• Material shown
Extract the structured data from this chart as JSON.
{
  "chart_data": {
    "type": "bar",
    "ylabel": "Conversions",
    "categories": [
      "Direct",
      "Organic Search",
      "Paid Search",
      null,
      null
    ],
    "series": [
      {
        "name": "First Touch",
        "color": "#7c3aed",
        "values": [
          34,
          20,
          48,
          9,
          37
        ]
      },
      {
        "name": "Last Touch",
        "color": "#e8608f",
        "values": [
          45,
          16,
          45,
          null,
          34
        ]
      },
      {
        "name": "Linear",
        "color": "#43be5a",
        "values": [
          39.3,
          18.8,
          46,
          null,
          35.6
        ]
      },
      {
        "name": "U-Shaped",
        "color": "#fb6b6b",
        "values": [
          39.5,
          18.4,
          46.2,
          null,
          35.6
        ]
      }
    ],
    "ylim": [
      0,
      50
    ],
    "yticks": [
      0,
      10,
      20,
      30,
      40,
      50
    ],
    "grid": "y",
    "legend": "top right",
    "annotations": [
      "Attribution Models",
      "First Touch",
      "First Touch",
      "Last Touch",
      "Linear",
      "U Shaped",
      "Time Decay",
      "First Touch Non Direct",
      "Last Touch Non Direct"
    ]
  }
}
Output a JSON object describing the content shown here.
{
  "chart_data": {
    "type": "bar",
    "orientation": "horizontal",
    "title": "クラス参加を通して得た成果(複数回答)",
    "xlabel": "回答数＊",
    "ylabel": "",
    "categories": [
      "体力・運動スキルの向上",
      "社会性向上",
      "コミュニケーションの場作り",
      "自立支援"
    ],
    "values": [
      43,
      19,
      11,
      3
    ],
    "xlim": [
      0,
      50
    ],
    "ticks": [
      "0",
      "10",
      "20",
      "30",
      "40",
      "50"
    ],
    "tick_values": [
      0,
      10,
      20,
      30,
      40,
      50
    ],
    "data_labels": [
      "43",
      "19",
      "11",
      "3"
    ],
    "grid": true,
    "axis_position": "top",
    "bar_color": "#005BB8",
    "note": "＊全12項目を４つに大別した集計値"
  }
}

• Exercise details
Quote all of the entries verbatim.

• Written solution
Extract the structured data from this chart as JSON.
{
  "chart_data": {
    "type": "bar",
    "ylabel": "Conversions",
    "categories": [
      "Direct",
      "Organic Search",
      "Paid Search",
      null,
      null
    ],
    "series": [
      {
        "name": "First Touch",
        "color": "#7c3aed",
        "values": [
          34,
          20,
          48,
          9,
          37
        ]
      },
      {
        "name": "Last Touch",
        "color": "#e8608f",
        "values": [
          45,
          16,
          45,
          null,
          34
        ]
      },
      {
        "name": "Linear",
        "color": "#43be5a",
        "values": [
          39.3,
          18.8,
          46,
          null,
          35.6
        ]
      },
      {
        "name": "U-Shaped",
        "color": "#fb6b6b",
        "values": [
          39.5,
          18.4,
          46.2,
          null,
          35.6
        ]
      }
    ],
    "ylim": [
      0,
      50
    ],
    "yticks": [
      0,
      10,
      20,
      30,
      40,
      50
    ],
    "grid": "y",
    "legend": "top right",
    "annotations": [
      "Attribution Models",
      "First Touch",
      "First Touch",
      "Last Touch",
      "Linear",
      "U Shaped",
      "Time Decay",
      "First Touch Non Direct",
      "Last Touch Non Direct"
    ]
  }
}
Output a JSON object describing the content shown here.
{
  "chart_data": {
    "type": "bar",
    "orientation": "horizontal",
    "title": "クラス参加を通して得た成果(複数回答)",
    "xlabel": "回答数＊",
    "ylabel": "",
    "categories": [
      "体力・運動スキルの向上",
      "社会性向上",
      "コミュニケーションの場作り",
      "自立支援"
    ],
    "values": [
      43,
      19,
      11,
      3
    ],
    "xlim": [
      0,
      50
    ],
    "ticks": [
      "0",
      "10",
      "20",
      "30",
      "40",
      "50"
    ],
    "tick_values": [
      0,
      10,
      20,
      30,
      40,
      50
    ],
    "data_labels": [
      "43",
      "19",
      "11",
      "3"
    ],
    "grid": true,
    "axis_position": "top",
    "bar_color": "#005BB8",
    "note": "＊全12項目を４つに大別した集計値"
  }
}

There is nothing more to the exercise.